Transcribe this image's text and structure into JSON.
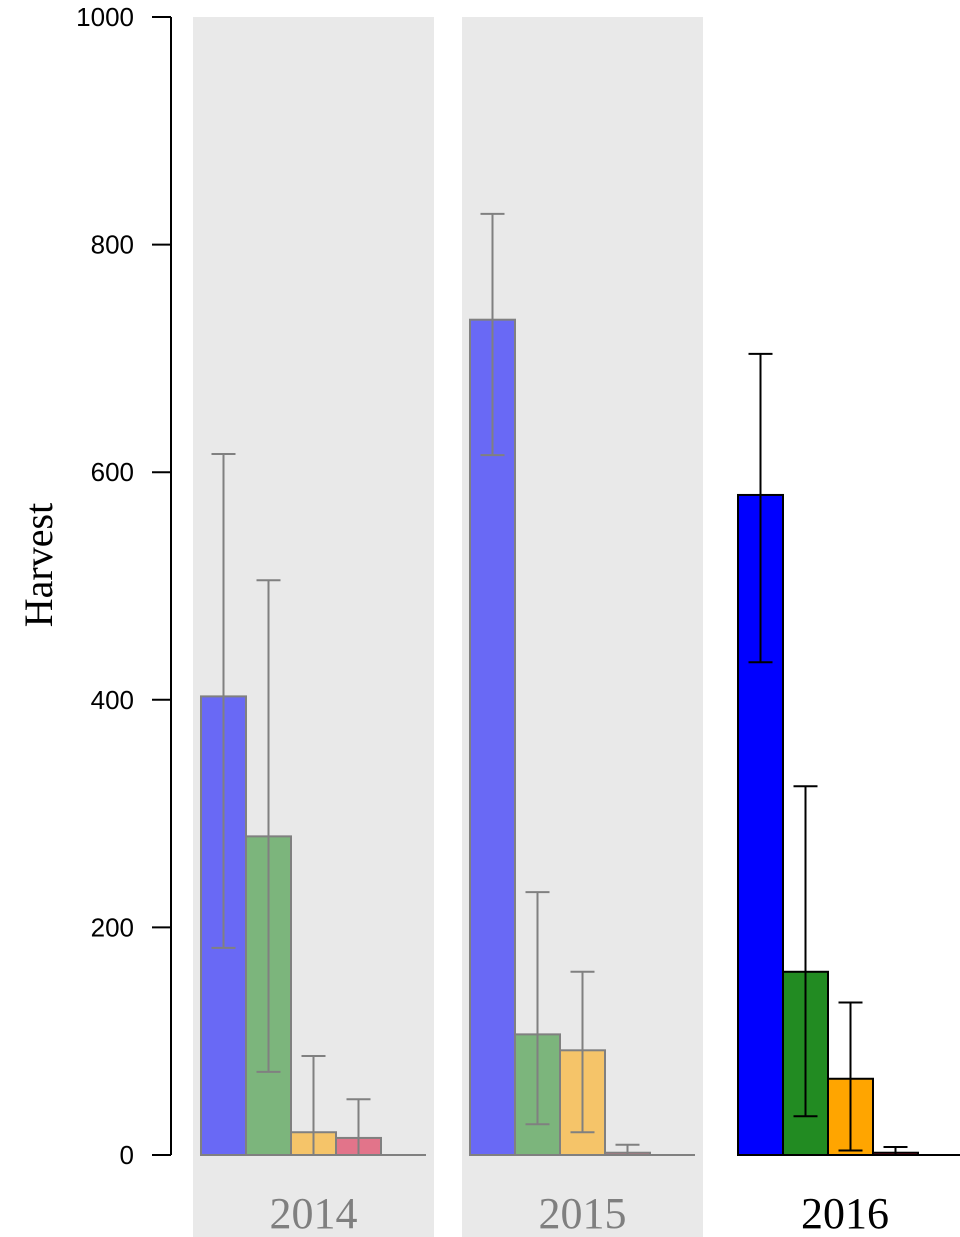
{
  "chart_data": {
    "type": "bar",
    "ylabel": "Harvest",
    "ylim": [
      0,
      1000
    ],
    "yticks": [
      "0",
      "200",
      "400",
      "600",
      "800",
      "1000"
    ],
    "ytick_values": [
      0,
      200,
      400,
      600,
      800,
      1000
    ],
    "colors": [
      "#0000ff",
      "#228b22",
      "#ffa500",
      "#dc143c",
      "#000000"
    ],
    "panels": [
      {
        "label": "2014",
        "faded": true,
        "values": [
          403,
          280,
          20,
          15,
          0
        ],
        "err_low": [
          182,
          73,
          0,
          0,
          null
        ],
        "err_high": [
          616,
          505,
          87,
          49,
          null
        ]
      },
      {
        "label": "2015",
        "faded": true,
        "values": [
          734,
          106,
          92,
          2,
          0
        ],
        "err_low": [
          615,
          27,
          20,
          0,
          null
        ],
        "err_high": [
          827,
          231,
          161,
          9,
          null
        ]
      },
      {
        "label": "2016",
        "faded": false,
        "values": [
          580,
          161,
          67,
          2,
          0
        ],
        "err_low": [
          433,
          34,
          4,
          0,
          null
        ],
        "err_high": [
          704,
          324,
          134,
          7,
          null
        ]
      }
    ]
  }
}
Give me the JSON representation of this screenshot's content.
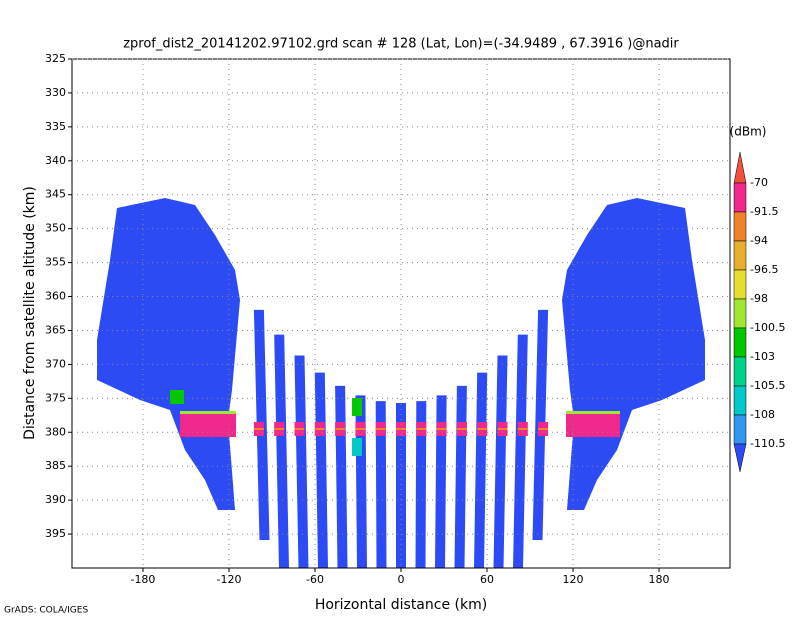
{
  "chart_data": {
    "type": "shaded",
    "title": "zprof_dist2_20141202.97102.grd  scan # 128  (Lat, Lon)=(-34.9489 , 67.3916 )@nadir",
    "x_label": "Horizontal distance (km)",
    "y_label": "Distance from satellite altitude (km)",
    "xlim": [
      -229.5,
      229.5
    ],
    "xticks": [
      -180,
      -120,
      -60,
      0,
      60,
      120,
      180
    ],
    "ylim": [
      400,
      325
    ],
    "yticks": [
      325,
      330,
      335,
      340,
      345,
      350,
      355,
      360,
      365,
      370,
      375,
      380,
      385,
      390,
      395
    ],
    "grid": true,
    "colorbar": {
      "unit": "(dBm)",
      "levels": [
        -70,
        -91.5,
        -94,
        -96.5,
        -98,
        -100.5,
        -103,
        -105.5,
        -108,
        -110.5
      ],
      "colors": [
        "#f0503c",
        "#f0288c",
        "#f08228",
        "#e6af2d",
        "#e6dc32",
        "#a0e632",
        "#00c800",
        "#00d28c",
        "#00c8c8",
        "#3296f0",
        "#2d4bf5"
      ]
    },
    "footer": "GrADS: COLA/IGES"
  }
}
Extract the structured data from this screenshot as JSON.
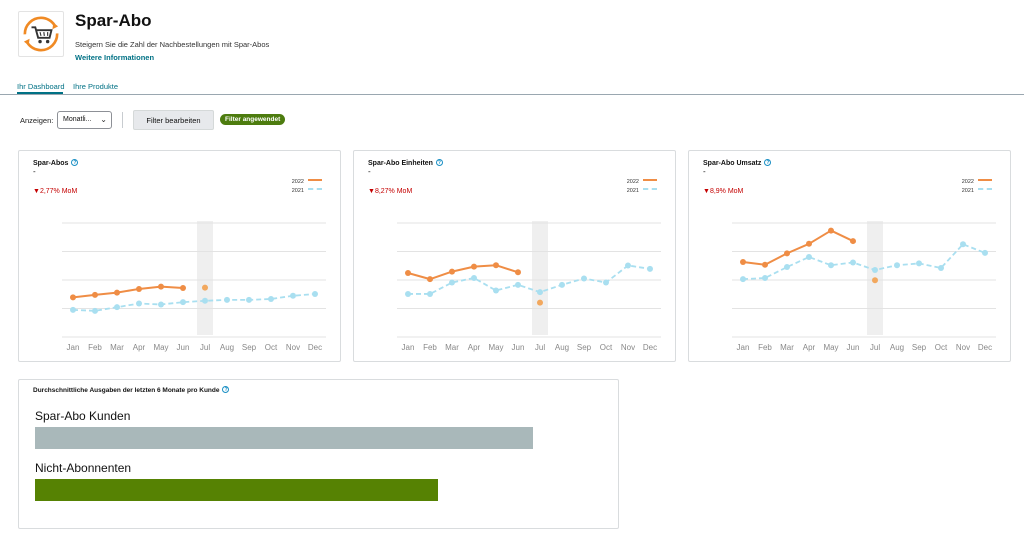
{
  "header": {
    "title": "Spar-Abo",
    "subtitle": "Steigern Sie die Zahl der Nachbestellungen mit Spar-Abos",
    "more_link": "Weitere Informationen",
    "icon": "subscribe-cart-icon",
    "icon_color": "#f08a24"
  },
  "tabs": [
    {
      "label": "Ihr Dashboard",
      "active": true
    },
    {
      "label": "Ihre Produkte",
      "active": false
    }
  ],
  "filters": {
    "show_label": "Anzeigen:",
    "period_value": "Monatli...",
    "edit_button": "Filter bearbeiten",
    "applied_badge": "Filter angewendet"
  },
  "colors": {
    "series_2022": "#ef8d45",
    "series_2021": "#a9dff0",
    "mom_down": "#c40000",
    "subscribers_bar": "#a9b8ba",
    "non_subscribers_bar": "#568203",
    "link": "#007185"
  },
  "cards": [
    {
      "title": "Spar-Abos",
      "value": "-",
      "mom": "2,77% MoM",
      "mom_icon": "down-triangle-icon",
      "legend": [
        "2022",
        "2021"
      ]
    },
    {
      "title": "Spar-Abo Einheiten",
      "value": "-",
      "mom": "8,27% MoM",
      "mom_icon": "down-triangle-icon",
      "legend": [
        "2022",
        "2021"
      ]
    },
    {
      "title": "Spar-Abo Umsatz",
      "value": "-",
      "mom": "8,9% MoM",
      "mom_icon": "down-triangle-icon",
      "legend": [
        "2022",
        "2021"
      ]
    }
  ],
  "chart_data": [
    {
      "type": "line",
      "title": "Spar-Abos",
      "categories": [
        "Jan",
        "Feb",
        "Mar",
        "Apr",
        "May",
        "Jun",
        "Jul",
        "Aug",
        "Sep",
        "Oct",
        "Nov",
        "Dec"
      ],
      "ylim": [
        0,
        5
      ],
      "grid": true,
      "legend_position": "top-right",
      "highlight_category": "Jul",
      "series": [
        {
          "name": "2022",
          "values": [
            1.65,
            1.76,
            1.86,
            2.02,
            2.12,
            2.06,
            null,
            null,
            null,
            null,
            null,
            null
          ],
          "partial": {
            "Jul": 2.08
          }
        },
        {
          "name": "2021",
          "values": [
            1.1,
            1.06,
            1.22,
            1.38,
            1.34,
            1.44,
            1.5,
            1.54,
            1.54,
            1.58,
            1.72,
            1.8
          ]
        }
      ]
    },
    {
      "type": "line",
      "title": "Spar-Abo Einheiten",
      "categories": [
        "Jan",
        "Feb",
        "Mar",
        "Apr",
        "May",
        "Jun",
        "Jul",
        "Aug",
        "Sep",
        "Oct",
        "Nov",
        "Dec"
      ],
      "ylim": [
        0,
        5
      ],
      "grid": true,
      "legend_position": "top-right",
      "highlight_category": "Jul",
      "series": [
        {
          "name": "2022",
          "values": [
            2.72,
            2.45,
            2.78,
            3.0,
            3.06,
            2.75,
            null,
            null,
            null,
            null,
            null,
            null
          ],
          "partial": {
            "Jul": 1.42
          }
        },
        {
          "name": "2021",
          "values": [
            1.8,
            1.8,
            2.3,
            2.5,
            1.95,
            2.2,
            1.88,
            2.2,
            2.48,
            2.3,
            3.05,
            2.9
          ]
        }
      ]
    },
    {
      "type": "line",
      "title": "Spar-Abo Umsatz",
      "categories": [
        "Jan",
        "Feb",
        "Mar",
        "Apr",
        "May",
        "Jun",
        "Jul",
        "Aug",
        "Sep",
        "Oct",
        "Nov",
        "Dec"
      ],
      "ylim": [
        0,
        5
      ],
      "grid": true,
      "legend_position": "top-right",
      "highlight_category": "Jul",
      "series": [
        {
          "name": "2022",
          "values": [
            3.2,
            3.08,
            3.58,
            4.0,
            4.58,
            4.12,
            null,
            null,
            null,
            null,
            null,
            null
          ],
          "partial": {
            "Jul": 2.4
          }
        },
        {
          "name": "2021",
          "values": [
            2.45,
            2.5,
            2.98,
            3.42,
            3.06,
            3.18,
            2.85,
            3.06,
            3.14,
            2.94,
            3.98,
            3.6
          ]
        }
      ]
    }
  ],
  "spend": {
    "title": "Durchschnittliche Ausgaben der letzten 6 Monate pro Kunde",
    "rows": [
      {
        "label": "Spar-Abo Kunden",
        "value": 0.864
      },
      {
        "label": "Nicht-Abonnenten",
        "value": 0.7
      }
    ]
  }
}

■ BRIEF: Without the pictures, restate all of the entries above verbatim.

■ WRITTEN REPLY:
Transcribe this image's text and structure into JSON.
{
  "chart_data": {
    "type": "bar",
    "ylabel": "Harvest",
    "ylim": [
      0,
      1000
    ],
    "yticks": [
      "0",
      "200",
      "400",
      "600",
      "800",
      "1000"
    ],
    "ytick_values": [
      0,
      200,
      400,
      600,
      800,
      1000
    ],
    "colors": [
      "#0000ff",
      "#228b22",
      "#ffa500",
      "#dc143c",
      "#000000"
    ],
    "panels": [
      {
        "label": "2014",
        "faded": true,
        "values": [
          403,
          280,
          20,
          15,
          0
        ],
        "err_low": [
          182,
          73,
          0,
          0,
          null
        ],
        "err_high": [
          616,
          505,
          87,
          49,
          null
        ]
      },
      {
        "label": "2015",
        "faded": true,
        "values": [
          734,
          106,
          92,
          2,
          0
        ],
        "err_low": [
          615,
          27,
          20,
          0,
          null
        ],
        "err_high": [
          827,
          231,
          161,
          9,
          null
        ]
      },
      {
        "label": "2016",
        "faded": false,
        "values": [
          580,
          161,
          67,
          2,
          0
        ],
        "err_low": [
          433,
          34,
          4,
          0,
          null
        ],
        "err_high": [
          704,
          324,
          134,
          7,
          null
        ]
      }
    ]
  }
}
Give me the JSON representation of this screenshot's content.
{
  "chart_data": {
    "type": "shaded",
    "title": "zprof_dist2_20141202.97102.grd  scan # 128  (Lat, Lon)=(-34.9489 , 67.3916 )@nadir",
    "x_label": "Horizontal distance (km)",
    "y_label": "Distance from satellite altitude (km)",
    "xlim": [
      -229.5,
      229.5
    ],
    "xticks": [
      -180,
      -120,
      -60,
      0,
      60,
      120,
      180
    ],
    "ylim": [
      400,
      325
    ],
    "yticks": [
      325,
      330,
      335,
      340,
      345,
      350,
      355,
      360,
      365,
      370,
      375,
      380,
      385,
      390,
      395
    ],
    "grid": true,
    "colorbar": {
      "unit": "(dBm)",
      "levels": [
        -70,
        -91.5,
        -94,
        -96.5,
        -98,
        -100.5,
        -103,
        -105.5,
        -108,
        -110.5
      ],
      "colors": [
        "#f0503c",
        "#f0288c",
        "#f08228",
        "#e6af2d",
        "#e6dc32",
        "#a0e632",
        "#00c800",
        "#00d28c",
        "#00c8c8",
        "#3296f0",
        "#2d4bf5"
      ]
    },
    "footer": "GrADS: COLA/IGES"
  }
}
Extract the structured data from this screenshot as JSON.
{
  "header": {
    "title": "Spar-Abo",
    "subtitle": "Steigern Sie die Zahl der Nachbestellungen mit Spar-Abos",
    "more_link": "Weitere Informationen",
    "icon": "subscribe-cart-icon",
    "icon_color": "#f08a24"
  },
  "tabs": [
    {
      "label": "Ihr Dashboard",
      "active": true
    },
    {
      "label": "Ihre Produkte",
      "active": false
    }
  ],
  "filters": {
    "show_label": "Anzeigen:",
    "period_value": "Monatli...",
    "edit_button": "Filter bearbeiten",
    "applied_badge": "Filter angewendet"
  },
  "colors": {
    "series_2022": "#ef8d45",
    "series_2021": "#a9dff0",
    "mom_down": "#c40000",
    "subscribers_bar": "#a9b8ba",
    "non_subscribers_bar": "#568203",
    "link": "#007185"
  },
  "cards": [
    {
      "title": "Spar-Abos",
      "value": "-",
      "mom": "2,77% MoM",
      "mom_icon": "down-triangle-icon",
      "legend": [
        "2022",
        "2021"
      ]
    },
    {
      "title": "Spar-Abo Einheiten",
      "value": "-",
      "mom": "8,27% MoM",
      "mom_icon": "down-triangle-icon",
      "legend": [
        "2022",
        "2021"
      ]
    },
    {
      "title": "Spar-Abo Umsatz",
      "value": "-",
      "mom": "8,9% MoM",
      "mom_icon": "down-triangle-icon",
      "legend": [
        "2022",
        "2021"
      ]
    }
  ],
  "chart_data": [
    {
      "type": "line",
      "title": "Spar-Abos",
      "categories": [
        "Jan",
        "Feb",
        "Mar",
        "Apr",
        "May",
        "Jun",
        "Jul",
        "Aug",
        "Sep",
        "Oct",
        "Nov",
        "Dec"
      ],
      "ylim": [
        0,
        5
      ],
      "grid": true,
      "legend_position": "top-right",
      "highlight_category": "Jul",
      "series": [
        {
          "name": "2022",
          "values": [
            1.65,
            1.76,
            1.86,
            2.02,
            2.12,
            2.06,
            null,
            null,
            null,
            null,
            null,
            null
          ],
          "partial": {
            "Jul": 2.08
          }
        },
        {
          "name": "2021",
          "values": [
            1.1,
            1.06,
            1.22,
            1.38,
            1.34,
            1.44,
            1.5,
            1.54,
            1.54,
            1.58,
            1.72,
            1.8
          ]
        }
      ]
    },
    {
      "type": "line",
      "title": "Spar-Abo Einheiten",
      "categories": [
        "Jan",
        "Feb",
        "Mar",
        "Apr",
        "May",
        "Jun",
        "Jul",
        "Aug",
        "Sep",
        "Oct",
        "Nov",
        "Dec"
      ],
      "ylim": [
        0,
        5
      ],
      "grid": true,
      "legend_position": "top-right",
      "highlight_category": "Jul",
      "series": [
        {
          "name": "2022",
          "values": [
            2.72,
            2.45,
            2.78,
            3.0,
            3.06,
            2.75,
            null,
            null,
            null,
            null,
            null,
            null
          ],
          "partial": {
            "Jul": 1.42
          }
        },
        {
          "name": "2021",
          "values": [
            1.8,
            1.8,
            2.3,
            2.5,
            1.95,
            2.2,
            1.88,
            2.2,
            2.48,
            2.3,
            3.05,
            2.9
          ]
        }
      ]
    },
    {
      "type": "line",
      "title": "Spar-Abo Umsatz",
      "categories": [
        "Jan",
        "Feb",
        "Mar",
        "Apr",
        "May",
        "Jun",
        "Jul",
        "Aug",
        "Sep",
        "Oct",
        "Nov",
        "Dec"
      ],
      "ylim": [
        0,
        5
      ],
      "grid": true,
      "legend_position": "top-right",
      "highlight_category": "Jul",
      "series": [
        {
          "name": "2022",
          "values": [
            3.2,
            3.08,
            3.58,
            4.0,
            4.58,
            4.12,
            null,
            null,
            null,
            null,
            null,
            null
          ],
          "partial": {
            "Jul": 2.4
          }
        },
        {
          "name": "2021",
          "values": [
            2.45,
            2.5,
            2.98,
            3.42,
            3.06,
            3.18,
            2.85,
            3.06,
            3.14,
            2.94,
            3.98,
            3.6
          ]
        }
      ]
    }
  ],
  "spend": {
    "title": "Durchschnittliche Ausgaben der letzten 6 Monate pro Kunde",
    "rows": [
      {
        "label": "Spar-Abo Kunden",
        "value": 0.864
      },
      {
        "label": "Nicht-Abonnenten",
        "value": 0.7
      }
    ]
  }
}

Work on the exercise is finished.